[Start]
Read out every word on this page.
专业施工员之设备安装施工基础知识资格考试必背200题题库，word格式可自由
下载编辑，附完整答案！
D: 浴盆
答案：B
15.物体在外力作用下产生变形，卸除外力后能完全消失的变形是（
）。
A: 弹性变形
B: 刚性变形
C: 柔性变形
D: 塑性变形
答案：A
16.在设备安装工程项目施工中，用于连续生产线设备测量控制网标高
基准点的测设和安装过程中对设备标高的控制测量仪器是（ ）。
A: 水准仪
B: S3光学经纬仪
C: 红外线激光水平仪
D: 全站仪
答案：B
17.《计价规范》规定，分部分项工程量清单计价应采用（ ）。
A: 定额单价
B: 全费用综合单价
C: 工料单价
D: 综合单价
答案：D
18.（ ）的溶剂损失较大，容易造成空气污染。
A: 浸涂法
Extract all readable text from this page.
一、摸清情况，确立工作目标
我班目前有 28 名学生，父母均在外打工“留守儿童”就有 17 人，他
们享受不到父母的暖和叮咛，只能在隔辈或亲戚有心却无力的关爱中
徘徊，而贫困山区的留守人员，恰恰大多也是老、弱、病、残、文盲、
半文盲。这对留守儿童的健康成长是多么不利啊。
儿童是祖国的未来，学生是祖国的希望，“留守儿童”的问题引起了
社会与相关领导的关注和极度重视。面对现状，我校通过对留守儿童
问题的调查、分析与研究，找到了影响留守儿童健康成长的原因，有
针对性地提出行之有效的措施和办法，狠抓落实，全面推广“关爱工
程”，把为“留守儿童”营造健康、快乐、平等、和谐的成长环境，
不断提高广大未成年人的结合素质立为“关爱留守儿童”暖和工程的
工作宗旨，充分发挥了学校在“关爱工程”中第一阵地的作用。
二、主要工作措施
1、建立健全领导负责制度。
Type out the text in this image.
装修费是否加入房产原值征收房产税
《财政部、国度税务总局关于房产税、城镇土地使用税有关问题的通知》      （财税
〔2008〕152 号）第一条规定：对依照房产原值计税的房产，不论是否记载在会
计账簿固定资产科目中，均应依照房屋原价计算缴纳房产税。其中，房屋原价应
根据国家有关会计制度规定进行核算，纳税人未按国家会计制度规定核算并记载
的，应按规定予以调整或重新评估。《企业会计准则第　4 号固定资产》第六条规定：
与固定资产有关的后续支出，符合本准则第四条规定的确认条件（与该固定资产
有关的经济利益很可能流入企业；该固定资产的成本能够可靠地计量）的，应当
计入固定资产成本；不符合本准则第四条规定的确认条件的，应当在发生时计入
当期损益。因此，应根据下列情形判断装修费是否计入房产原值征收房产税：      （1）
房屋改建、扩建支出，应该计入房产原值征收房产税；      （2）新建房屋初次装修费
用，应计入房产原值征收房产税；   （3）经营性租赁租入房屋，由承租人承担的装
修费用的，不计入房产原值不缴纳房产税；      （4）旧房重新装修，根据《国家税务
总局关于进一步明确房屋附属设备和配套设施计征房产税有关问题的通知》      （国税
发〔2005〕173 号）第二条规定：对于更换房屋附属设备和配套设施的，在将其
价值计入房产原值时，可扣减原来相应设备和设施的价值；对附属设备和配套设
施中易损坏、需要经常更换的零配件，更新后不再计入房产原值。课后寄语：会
[End]
| GIVEN TASK |
Reproduce the complete data exactly as presented above.

| RESULT FOR THIS EXERCISE |
Read out every word on this page.
专业施工员之设备安装施工基础知识资格考试必背200题题库，word格式可自由
下载编辑，附完整答案！
D: 浴盆
答案：B
15.物体在外力作用下产生变形，卸除外力后能完全消失的变形是（
）。
A: 弹性变形
B: 刚性变形
C: 柔性变形
D: 塑性变形
答案：A
16.在设备安装工程项目施工中，用于连续生产线设备测量控制网标高
基准点的测设和安装过程中对设备标高的控制测量仪器是（ ）。
A: 水准仪
B: S3光学经纬仪
C: 红外线激光水平仪
D: 全站仪
答案：B
17.《计价规范》规定，分部分项工程量清单计价应采用（ ）。
A: 定额单价
B: 全费用综合单价
C: 工料单价
D: 综合单价
答案：D
18.（ ）的溶剂损失较大，容易造成空气污染。
A: 浸涂法
Extract all readable text from this page.
一、摸清情况，确立工作目标
我班目前有 28 名学生，父母均在外打工“留守儿童”就有 17 人，他
们享受不到父母的暖和叮咛，只能在隔辈或亲戚有心却无力的关爱中
徘徊，而贫困山区的留守人员，恰恰大多也是老、弱、病、残、文盲、
半文盲。这对留守儿童的健康成长是多么不利啊。
儿童是祖国的未来，学生是祖国的希望，“留守儿童”的问题引起了
社会与相关领导的关注和极度重视。面对现状，我校通过对留守儿童
问题的调查、分析与研究，找到了影响留守儿童健康成长的原因，有
针对性地提出行之有效的措施和办法，狠抓落实，全面推广“关爱工
程”，把为“留守儿童”营造健康、快乐、平等、和谐的成长环境，
不断提高广大未成年人的结合素质立为“关爱留守儿童”暖和工程的
工作宗旨，充分发挥了学校在“关爱工程”中第一阵地的作用。
二、主要工作措施
1、建立健全领导负责制度。
Type out the text in this image.
装修费是否加入房产原值征收房产税
《财政部、国度税务总局关于房产税、城镇土地使用税有关问题的通知》      （财税
〔2008〕152 号）第一条规定：对依照房产原值计税的房产，不论是否记载在会
计账簿固定资产科目中，均应依照房屋原价计算缴纳房产税。其中，房屋原价应
根据国家有关会计制度规定进行核算，纳税人未按国家会计制度规定核算并记载
的，应按规定予以调整或重新评估。《企业会计准则第　4 号固定资产》第六条规定：
与固定资产有关的后续支出，符合本准则第四条规定的确认条件（与该固定资产
有关的经济利益很可能流入企业；该固定资产的成本能够可靠地计量）的，应当
计入固定资产成本；不符合本准则第四条规定的确认条件的，应当在发生时计入
当期损益。因此，应根据下列情形判断装修费是否计入房产原值征收房产税：      （1）
房屋改建、扩建支出，应该计入房产原值征收房产税；      （2）新建房屋初次装修费
用，应计入房产原值征收房产税；   （3）经营性租赁租入房屋，由承租人承担的装
修费用的，不计入房产原值不缴纳房产税；      （4）旧房重新装修，根据《国家税务
总局关于进一步明确房屋附属设备和配套设施计征房产税有关问题的通知》      （国税
发〔2005〕173 号）第二条规定：对于更换房屋附属设备和配套设施的，在将其
价值计入房产原值时，可扣减原来相应设备和设施的价值；对附属设备和配套设
施中易损坏、需要经常更换的零配件，更新后不再计入房产原值。课后寄语：会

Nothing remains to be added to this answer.